**Required work**
Check each line of the listing below for the string "adjectives", and give only how many lines hold it.

= = = =

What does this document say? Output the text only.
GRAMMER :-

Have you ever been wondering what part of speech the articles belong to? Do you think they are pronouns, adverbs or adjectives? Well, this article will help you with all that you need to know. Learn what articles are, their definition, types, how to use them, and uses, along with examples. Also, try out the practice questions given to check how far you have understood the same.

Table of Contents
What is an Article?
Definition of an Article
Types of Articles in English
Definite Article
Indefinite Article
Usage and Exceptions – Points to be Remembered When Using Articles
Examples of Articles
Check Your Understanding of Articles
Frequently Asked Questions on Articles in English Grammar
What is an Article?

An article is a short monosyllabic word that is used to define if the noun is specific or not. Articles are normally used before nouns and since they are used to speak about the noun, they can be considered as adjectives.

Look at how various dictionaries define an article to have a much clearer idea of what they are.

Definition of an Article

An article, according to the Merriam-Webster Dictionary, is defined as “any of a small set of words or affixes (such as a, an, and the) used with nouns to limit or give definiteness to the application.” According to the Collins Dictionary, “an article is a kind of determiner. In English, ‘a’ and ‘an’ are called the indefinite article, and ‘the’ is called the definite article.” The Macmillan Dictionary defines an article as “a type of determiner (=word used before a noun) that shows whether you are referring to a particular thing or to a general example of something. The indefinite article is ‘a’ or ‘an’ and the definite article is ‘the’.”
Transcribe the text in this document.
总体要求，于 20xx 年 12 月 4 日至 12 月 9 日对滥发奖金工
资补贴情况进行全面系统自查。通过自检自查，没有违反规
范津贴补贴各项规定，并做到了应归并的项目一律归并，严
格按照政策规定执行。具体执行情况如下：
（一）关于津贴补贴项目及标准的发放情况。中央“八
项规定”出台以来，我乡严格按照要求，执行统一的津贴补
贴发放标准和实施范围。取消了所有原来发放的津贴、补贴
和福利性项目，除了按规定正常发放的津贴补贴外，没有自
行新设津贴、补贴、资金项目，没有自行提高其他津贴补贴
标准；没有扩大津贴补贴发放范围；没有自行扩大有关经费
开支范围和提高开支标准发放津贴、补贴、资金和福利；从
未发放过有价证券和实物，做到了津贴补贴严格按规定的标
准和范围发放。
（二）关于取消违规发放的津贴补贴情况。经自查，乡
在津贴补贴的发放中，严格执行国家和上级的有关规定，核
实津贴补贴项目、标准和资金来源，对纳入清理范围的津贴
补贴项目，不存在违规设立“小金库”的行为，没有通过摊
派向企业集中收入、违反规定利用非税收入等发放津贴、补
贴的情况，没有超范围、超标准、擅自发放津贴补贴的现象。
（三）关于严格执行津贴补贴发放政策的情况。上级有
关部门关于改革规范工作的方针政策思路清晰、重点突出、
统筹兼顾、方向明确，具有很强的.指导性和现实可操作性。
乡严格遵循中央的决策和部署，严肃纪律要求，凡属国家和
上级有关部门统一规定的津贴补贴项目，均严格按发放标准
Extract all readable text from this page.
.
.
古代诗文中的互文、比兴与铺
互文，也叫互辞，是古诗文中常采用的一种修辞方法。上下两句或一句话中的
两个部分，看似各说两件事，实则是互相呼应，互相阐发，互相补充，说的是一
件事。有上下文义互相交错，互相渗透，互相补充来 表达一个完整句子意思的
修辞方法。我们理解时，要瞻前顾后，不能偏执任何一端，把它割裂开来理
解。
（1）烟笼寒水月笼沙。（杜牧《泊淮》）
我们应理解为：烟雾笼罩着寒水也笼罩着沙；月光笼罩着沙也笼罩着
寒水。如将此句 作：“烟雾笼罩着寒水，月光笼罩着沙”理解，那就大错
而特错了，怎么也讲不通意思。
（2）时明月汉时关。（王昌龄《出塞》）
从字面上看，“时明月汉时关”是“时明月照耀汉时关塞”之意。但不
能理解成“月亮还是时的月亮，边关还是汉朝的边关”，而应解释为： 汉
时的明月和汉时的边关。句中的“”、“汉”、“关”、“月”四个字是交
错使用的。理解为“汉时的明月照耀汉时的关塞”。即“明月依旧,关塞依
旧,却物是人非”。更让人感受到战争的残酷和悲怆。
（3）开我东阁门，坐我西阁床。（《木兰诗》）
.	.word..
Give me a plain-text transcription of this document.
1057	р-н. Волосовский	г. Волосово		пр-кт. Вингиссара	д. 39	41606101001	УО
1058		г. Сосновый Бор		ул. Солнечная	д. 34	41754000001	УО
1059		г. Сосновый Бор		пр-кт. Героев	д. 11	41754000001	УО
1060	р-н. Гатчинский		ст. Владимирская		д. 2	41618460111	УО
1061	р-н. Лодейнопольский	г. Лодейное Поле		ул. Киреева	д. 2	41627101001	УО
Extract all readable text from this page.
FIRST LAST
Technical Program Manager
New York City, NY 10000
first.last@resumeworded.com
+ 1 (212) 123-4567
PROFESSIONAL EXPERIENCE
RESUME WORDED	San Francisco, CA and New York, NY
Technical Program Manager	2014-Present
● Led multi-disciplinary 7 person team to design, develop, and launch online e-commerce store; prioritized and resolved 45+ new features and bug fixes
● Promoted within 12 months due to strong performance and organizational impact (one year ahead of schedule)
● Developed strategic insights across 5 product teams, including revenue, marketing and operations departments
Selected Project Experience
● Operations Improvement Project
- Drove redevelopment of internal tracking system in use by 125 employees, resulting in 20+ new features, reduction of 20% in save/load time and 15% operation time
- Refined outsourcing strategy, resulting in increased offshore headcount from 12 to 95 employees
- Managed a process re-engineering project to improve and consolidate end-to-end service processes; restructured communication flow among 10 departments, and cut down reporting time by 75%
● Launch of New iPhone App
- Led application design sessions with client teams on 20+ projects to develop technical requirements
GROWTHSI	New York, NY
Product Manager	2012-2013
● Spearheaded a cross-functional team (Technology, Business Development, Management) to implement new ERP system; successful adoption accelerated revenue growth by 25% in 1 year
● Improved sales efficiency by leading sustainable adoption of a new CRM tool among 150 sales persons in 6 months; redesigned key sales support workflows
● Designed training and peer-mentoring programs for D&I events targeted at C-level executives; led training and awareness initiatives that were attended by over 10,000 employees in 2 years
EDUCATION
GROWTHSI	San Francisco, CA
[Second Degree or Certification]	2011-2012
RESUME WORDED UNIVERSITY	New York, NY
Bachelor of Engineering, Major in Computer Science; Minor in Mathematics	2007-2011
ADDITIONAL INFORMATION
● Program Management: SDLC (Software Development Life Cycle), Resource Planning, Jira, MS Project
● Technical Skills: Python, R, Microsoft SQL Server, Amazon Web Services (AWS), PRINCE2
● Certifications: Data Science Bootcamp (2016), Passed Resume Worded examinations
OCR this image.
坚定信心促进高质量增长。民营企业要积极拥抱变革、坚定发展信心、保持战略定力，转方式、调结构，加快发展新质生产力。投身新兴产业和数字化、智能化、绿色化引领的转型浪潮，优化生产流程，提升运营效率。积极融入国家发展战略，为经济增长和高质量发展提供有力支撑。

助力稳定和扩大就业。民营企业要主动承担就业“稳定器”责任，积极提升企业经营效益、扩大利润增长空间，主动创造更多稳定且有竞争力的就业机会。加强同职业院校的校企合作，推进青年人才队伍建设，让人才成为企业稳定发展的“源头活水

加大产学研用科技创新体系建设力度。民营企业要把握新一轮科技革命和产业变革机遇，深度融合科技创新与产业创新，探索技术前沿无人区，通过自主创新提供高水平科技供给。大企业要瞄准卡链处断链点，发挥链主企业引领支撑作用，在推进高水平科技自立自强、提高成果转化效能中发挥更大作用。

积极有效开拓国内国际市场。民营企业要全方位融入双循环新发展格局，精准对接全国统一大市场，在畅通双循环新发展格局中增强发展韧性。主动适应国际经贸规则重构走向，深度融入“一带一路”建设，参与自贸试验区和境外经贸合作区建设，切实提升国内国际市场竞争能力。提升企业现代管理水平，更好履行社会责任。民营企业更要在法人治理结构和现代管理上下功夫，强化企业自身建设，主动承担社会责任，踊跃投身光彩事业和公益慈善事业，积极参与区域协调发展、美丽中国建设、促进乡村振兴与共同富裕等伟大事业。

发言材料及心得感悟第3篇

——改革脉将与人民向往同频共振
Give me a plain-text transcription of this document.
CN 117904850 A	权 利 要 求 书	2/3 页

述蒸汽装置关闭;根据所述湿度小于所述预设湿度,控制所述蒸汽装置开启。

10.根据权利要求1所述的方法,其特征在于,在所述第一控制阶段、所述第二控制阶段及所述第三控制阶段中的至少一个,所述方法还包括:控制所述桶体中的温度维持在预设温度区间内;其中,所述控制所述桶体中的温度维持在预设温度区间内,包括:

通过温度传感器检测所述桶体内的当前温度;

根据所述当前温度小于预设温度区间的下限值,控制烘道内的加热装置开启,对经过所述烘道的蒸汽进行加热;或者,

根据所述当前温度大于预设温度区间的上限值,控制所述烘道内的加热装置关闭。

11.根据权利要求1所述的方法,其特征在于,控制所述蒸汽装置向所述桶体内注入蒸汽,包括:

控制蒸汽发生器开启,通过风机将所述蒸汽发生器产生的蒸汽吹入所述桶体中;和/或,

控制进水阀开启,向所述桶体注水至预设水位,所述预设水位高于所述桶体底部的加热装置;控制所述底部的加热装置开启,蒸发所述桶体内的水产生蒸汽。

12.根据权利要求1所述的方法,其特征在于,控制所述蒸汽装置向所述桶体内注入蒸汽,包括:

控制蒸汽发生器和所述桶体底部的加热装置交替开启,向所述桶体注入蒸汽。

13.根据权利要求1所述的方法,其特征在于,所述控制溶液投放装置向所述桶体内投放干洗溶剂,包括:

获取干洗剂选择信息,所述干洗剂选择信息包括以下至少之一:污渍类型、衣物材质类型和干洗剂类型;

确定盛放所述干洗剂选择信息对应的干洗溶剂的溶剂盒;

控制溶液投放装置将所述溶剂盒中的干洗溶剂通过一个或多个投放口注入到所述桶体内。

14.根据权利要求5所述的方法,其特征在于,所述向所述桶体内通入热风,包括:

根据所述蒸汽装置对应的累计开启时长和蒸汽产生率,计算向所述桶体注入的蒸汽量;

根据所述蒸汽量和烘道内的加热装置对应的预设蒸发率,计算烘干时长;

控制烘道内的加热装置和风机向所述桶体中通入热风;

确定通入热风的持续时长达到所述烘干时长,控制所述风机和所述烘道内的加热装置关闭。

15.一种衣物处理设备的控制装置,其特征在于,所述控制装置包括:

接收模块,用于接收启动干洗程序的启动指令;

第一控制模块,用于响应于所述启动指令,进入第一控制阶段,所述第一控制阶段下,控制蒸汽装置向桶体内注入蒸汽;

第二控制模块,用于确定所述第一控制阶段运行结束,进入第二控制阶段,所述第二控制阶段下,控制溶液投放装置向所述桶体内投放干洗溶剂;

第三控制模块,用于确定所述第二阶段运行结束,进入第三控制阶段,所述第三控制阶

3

= = = =

**Answer to the task**
2